→ Instructions to follow
Transcribe the lines of the listing below, character for character, from the line that contains "Annotate this image: element" through the line that contains "spectrogram-cell — [110, 153, 113, 156]", including both of those lines. Reproduce only those lines.

→ The records
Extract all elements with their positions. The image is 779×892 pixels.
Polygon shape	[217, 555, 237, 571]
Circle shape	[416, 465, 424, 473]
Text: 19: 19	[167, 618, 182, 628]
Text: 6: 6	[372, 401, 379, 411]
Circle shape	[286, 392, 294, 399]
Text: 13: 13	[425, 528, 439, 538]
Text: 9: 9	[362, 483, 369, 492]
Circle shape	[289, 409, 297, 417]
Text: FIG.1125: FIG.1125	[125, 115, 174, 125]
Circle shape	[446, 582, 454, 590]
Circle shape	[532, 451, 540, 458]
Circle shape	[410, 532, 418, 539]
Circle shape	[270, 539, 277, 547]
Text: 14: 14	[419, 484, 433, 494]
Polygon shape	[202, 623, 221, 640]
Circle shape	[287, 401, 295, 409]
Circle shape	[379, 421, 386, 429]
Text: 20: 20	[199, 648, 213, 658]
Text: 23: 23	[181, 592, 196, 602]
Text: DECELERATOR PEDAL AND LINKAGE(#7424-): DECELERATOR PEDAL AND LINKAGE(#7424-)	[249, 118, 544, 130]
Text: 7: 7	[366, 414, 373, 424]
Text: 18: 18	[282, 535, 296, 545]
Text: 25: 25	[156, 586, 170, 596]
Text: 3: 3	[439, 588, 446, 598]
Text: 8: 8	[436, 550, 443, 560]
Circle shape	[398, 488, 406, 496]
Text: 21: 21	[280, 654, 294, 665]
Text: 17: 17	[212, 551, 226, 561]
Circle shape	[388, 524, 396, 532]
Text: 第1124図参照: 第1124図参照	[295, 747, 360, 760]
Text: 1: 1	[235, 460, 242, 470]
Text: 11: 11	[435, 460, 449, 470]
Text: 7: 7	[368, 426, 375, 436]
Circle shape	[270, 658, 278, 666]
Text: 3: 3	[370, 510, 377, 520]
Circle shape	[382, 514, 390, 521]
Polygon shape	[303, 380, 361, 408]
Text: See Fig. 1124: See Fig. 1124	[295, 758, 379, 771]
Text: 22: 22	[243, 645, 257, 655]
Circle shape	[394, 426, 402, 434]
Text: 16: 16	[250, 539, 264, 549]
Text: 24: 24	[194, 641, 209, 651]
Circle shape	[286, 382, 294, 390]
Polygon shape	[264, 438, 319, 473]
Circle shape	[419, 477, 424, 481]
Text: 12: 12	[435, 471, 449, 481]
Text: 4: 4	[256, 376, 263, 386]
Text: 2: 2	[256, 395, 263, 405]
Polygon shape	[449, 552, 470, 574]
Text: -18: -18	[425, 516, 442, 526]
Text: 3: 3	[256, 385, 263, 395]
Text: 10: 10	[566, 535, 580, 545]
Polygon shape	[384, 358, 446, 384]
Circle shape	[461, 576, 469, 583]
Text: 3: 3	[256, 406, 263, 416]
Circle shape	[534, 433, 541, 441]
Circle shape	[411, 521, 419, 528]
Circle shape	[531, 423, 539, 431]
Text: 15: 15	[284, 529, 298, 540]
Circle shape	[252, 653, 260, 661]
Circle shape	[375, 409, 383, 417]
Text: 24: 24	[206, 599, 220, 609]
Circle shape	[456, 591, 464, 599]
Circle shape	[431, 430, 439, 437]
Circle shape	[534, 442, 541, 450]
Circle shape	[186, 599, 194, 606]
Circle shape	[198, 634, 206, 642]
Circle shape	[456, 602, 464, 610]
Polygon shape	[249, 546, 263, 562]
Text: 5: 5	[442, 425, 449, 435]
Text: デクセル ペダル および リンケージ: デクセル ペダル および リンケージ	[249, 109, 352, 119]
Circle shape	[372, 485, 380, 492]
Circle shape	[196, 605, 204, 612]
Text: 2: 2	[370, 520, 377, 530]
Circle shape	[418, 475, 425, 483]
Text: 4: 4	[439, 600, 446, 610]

==

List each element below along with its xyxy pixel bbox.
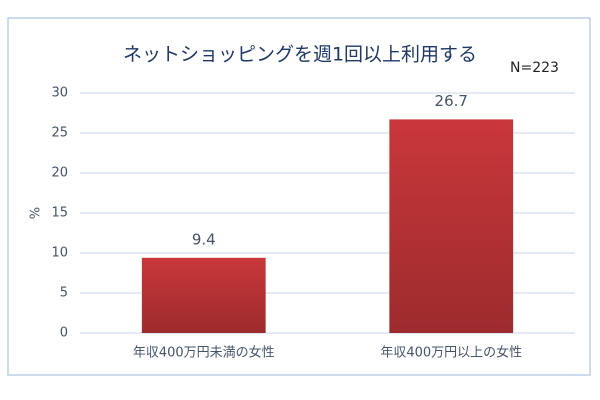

* * *

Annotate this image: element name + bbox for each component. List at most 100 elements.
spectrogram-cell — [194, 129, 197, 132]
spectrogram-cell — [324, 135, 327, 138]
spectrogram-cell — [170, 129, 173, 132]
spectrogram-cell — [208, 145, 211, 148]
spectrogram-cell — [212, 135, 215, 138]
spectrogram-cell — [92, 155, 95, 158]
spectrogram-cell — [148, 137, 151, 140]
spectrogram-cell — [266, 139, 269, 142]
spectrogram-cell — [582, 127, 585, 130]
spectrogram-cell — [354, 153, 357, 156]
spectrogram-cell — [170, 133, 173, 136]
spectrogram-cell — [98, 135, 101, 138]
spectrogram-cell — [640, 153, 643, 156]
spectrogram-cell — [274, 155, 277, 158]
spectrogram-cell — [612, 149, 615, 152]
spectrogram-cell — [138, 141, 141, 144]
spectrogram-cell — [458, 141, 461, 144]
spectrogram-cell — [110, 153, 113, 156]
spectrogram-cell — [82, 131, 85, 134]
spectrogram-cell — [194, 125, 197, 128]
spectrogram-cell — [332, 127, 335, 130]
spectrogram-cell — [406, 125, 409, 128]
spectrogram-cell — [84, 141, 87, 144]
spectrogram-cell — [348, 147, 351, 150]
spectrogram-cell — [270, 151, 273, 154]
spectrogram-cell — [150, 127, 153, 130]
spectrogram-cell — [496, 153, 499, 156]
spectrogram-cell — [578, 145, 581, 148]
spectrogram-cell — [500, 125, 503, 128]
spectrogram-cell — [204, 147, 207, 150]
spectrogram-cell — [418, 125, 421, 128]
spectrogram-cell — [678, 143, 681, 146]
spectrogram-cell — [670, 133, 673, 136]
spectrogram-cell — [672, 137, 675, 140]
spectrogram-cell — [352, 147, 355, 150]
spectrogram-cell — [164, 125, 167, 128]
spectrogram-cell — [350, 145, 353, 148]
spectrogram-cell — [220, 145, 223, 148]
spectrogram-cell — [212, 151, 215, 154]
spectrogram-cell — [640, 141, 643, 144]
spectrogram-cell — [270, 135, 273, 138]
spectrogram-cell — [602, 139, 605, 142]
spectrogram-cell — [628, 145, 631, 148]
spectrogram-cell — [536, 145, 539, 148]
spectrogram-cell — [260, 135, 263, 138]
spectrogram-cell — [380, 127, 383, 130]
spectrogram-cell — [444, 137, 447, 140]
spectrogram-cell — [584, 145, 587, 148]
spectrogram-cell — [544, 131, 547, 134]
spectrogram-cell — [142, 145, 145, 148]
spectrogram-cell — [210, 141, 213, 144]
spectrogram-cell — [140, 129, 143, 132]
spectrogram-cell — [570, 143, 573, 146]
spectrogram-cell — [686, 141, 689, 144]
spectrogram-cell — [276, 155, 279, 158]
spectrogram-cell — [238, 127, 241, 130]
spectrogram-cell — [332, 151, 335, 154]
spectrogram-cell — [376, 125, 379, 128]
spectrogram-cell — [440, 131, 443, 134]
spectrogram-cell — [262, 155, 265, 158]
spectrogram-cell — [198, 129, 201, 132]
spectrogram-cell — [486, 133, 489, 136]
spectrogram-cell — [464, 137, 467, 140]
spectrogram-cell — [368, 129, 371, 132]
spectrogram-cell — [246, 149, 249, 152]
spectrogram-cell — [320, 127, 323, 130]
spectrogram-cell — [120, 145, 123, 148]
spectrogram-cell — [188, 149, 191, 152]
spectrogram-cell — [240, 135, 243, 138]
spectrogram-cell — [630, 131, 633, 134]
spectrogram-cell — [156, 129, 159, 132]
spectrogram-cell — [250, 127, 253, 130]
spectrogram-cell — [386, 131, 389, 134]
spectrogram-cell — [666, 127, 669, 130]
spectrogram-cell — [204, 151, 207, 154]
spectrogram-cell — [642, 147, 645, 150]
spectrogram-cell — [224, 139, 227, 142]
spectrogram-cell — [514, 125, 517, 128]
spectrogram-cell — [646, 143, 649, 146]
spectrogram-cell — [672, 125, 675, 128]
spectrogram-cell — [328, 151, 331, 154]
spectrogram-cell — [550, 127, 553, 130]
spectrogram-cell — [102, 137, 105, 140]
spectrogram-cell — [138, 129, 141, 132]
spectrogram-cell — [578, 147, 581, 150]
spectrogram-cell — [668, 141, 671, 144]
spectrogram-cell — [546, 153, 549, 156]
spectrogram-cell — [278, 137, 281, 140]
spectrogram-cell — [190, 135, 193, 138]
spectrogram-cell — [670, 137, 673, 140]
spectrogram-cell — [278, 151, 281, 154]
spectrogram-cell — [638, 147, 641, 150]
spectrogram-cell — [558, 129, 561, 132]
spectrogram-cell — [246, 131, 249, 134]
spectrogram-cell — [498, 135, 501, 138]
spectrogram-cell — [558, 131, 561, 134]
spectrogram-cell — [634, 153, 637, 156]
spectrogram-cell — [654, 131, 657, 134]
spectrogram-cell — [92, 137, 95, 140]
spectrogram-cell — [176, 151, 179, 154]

→ Result of the task
Annotate this image: element name + bbox for each component. List at most 100 elements.
spectrogram-cell — [194, 129, 197, 132]
spectrogram-cell — [324, 135, 327, 138]
spectrogram-cell — [170, 129, 173, 132]
spectrogram-cell — [208, 145, 211, 148]
spectrogram-cell — [212, 135, 215, 138]
spectrogram-cell — [92, 155, 95, 158]
spectrogram-cell — [148, 137, 151, 140]
spectrogram-cell — [266, 139, 269, 142]
spectrogram-cell — [582, 127, 585, 130]
spectrogram-cell — [354, 153, 357, 156]
spectrogram-cell — [170, 133, 173, 136]
spectrogram-cell — [98, 135, 101, 138]
spectrogram-cell — [640, 153, 643, 156]
spectrogram-cell — [274, 155, 277, 158]
spectrogram-cell — [612, 149, 615, 152]
spectrogram-cell — [138, 141, 141, 144]
spectrogram-cell — [458, 141, 461, 144]
spectrogram-cell — [110, 153, 113, 156]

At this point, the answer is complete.